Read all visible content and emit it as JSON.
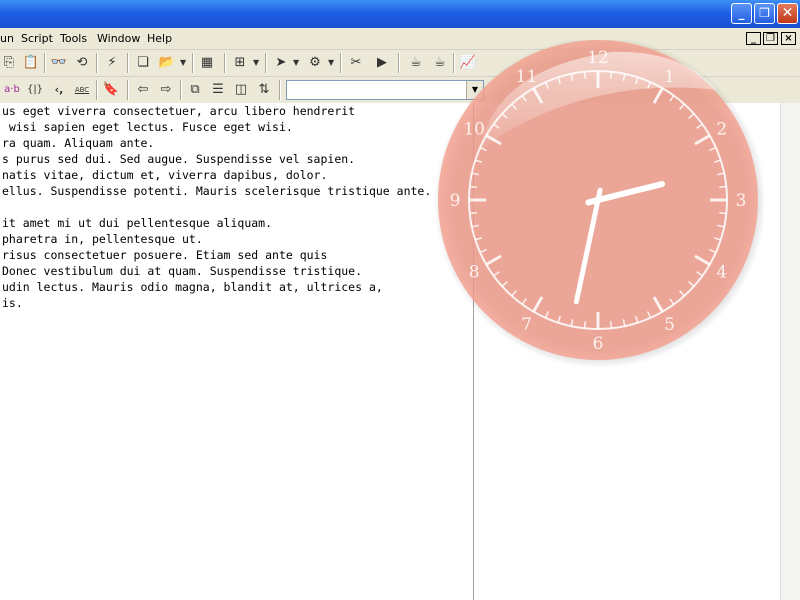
{
  "window": {
    "minimize_label": "_",
    "restore_label": "❐",
    "close_label": "✕"
  },
  "menu": [
    "un",
    "Script",
    "Tools",
    "Window",
    "Help"
  ],
  "mdi": {
    "minimize_label": "_",
    "restore_label": "❐",
    "close_label": "×"
  },
  "toolbar1": {
    "icons": [
      "copy-icon",
      "paste-icon",
      "find-icon",
      "find-in-files-icon",
      "replace-icon",
      "copy-window-icon",
      "open-folder-icon",
      "module-icon",
      "tree-icon",
      "send-icon",
      "connect-icon",
      "cut-link-icon",
      "run-icon",
      "java-coffee-icon",
      "java-coffee-alt-icon",
      "bar-graph-icon"
    ],
    "glyphs": [
      "⎘",
      "📋",
      "👓",
      "⟲",
      "⚡",
      "❏",
      "📂",
      "▦",
      "⊞",
      "➤",
      "⚙",
      "✂",
      "▶",
      "☕",
      "☕",
      "📈"
    ]
  },
  "toolbar2": {
    "labels": [
      "a·b",
      "{|}",
      "‹,",
      "ABC"
    ],
    "icons": [
      "bookmark-icon",
      "nav-back-icon",
      "nav-forward-icon",
      "window-cascade-icon",
      "split-horizontal-icon",
      "split-vertical-icon",
      "window-swap-icon"
    ],
    "glyphs": [
      "🔖",
      "⇦",
      "⇨",
      "⧉",
      "☰",
      "◫",
      "⇅"
    ],
    "dropdown_value": ""
  },
  "editor": {
    "lines": [
      "us eget viverra consectetuer, arcu libero hendrerit",
      " wisi sapien eget lectus. Fusce eget wisi.",
      "ra quam. Aliquam ante.",
      "s purus sed dui. Sed augue. Suspendisse vel sapien.",
      "natis vitae, dictum et, viverra dapibus, dolor.",
      "ellus. Suspendisse potenti. Mauris scelerisque tristique ante.",
      "",
      "it amet mi ut dui pellentesque aliquam.",
      "pharetra in, pellentesque ut.",
      "risus consectetuer posuere. Etiam sed ante quis",
      "Donec vestibulum dui at quam. Suspendisse tristique.",
      "udin lectus. Mauris odio magna, blandit at, ultrices a,",
      "is."
    ]
  },
  "clock": {
    "numbers": [
      "12",
      "1",
      "2",
      "3",
      "4",
      "5",
      "6",
      "7",
      "8",
      "9",
      "10",
      "11"
    ],
    "face_color": "#f4a08f",
    "time": "2:32"
  }
}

◆ ◆ ◆ ◆ ◆ ◆ ◆

DO THIS ->
Copy out every line in the entries above that holds "split".

EXERCISE RESULT ->
      "split-horizontal-icon",
      "split-vertical-icon",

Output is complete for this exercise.